#### [WORK TO DO]
Return every line of the data below that includes the string "this".

*** RECORDS SUPPLIED

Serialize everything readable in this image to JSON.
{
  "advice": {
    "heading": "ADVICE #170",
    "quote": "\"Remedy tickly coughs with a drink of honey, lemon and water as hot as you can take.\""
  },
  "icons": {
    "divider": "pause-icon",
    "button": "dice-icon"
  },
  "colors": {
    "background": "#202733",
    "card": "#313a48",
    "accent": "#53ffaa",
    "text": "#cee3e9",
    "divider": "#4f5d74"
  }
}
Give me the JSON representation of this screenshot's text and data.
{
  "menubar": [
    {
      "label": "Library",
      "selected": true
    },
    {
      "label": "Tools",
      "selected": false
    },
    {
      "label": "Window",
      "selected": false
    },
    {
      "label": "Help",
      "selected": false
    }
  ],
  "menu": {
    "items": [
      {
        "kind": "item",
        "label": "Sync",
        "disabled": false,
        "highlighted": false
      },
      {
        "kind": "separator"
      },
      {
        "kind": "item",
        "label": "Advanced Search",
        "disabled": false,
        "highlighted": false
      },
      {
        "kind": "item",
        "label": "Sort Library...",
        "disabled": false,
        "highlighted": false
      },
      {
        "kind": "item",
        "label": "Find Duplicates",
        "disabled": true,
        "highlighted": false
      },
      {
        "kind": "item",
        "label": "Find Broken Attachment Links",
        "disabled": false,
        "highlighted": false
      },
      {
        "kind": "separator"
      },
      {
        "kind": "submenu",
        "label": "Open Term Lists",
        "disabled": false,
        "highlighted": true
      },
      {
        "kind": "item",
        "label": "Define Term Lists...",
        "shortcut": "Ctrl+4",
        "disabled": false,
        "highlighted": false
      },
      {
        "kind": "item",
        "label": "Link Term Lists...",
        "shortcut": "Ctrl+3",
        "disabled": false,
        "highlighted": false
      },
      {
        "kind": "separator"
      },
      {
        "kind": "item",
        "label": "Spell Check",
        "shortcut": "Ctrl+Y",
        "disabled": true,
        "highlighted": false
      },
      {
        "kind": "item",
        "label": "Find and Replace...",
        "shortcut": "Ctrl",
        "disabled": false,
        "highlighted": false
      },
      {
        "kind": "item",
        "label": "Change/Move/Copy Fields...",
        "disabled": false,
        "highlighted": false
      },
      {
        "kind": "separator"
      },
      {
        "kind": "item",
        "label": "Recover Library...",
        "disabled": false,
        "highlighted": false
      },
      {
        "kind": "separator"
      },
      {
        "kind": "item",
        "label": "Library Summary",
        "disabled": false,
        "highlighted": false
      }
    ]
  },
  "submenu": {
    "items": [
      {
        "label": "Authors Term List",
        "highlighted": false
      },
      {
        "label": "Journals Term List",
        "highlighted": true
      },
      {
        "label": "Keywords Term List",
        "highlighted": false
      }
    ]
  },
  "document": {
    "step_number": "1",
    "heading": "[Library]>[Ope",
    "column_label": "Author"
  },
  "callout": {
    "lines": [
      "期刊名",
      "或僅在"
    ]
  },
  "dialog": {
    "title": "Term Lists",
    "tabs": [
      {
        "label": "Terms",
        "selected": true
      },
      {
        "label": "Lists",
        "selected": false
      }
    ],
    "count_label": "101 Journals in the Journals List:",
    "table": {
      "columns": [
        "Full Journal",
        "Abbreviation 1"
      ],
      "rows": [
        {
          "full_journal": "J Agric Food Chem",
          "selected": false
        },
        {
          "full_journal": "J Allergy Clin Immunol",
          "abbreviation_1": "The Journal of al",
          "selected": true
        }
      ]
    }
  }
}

******

#### [OUTPUT OF THE TASK]
Serialize everything readable in this image to JSON.
Give me the JSON representation of this screenshot's text and data.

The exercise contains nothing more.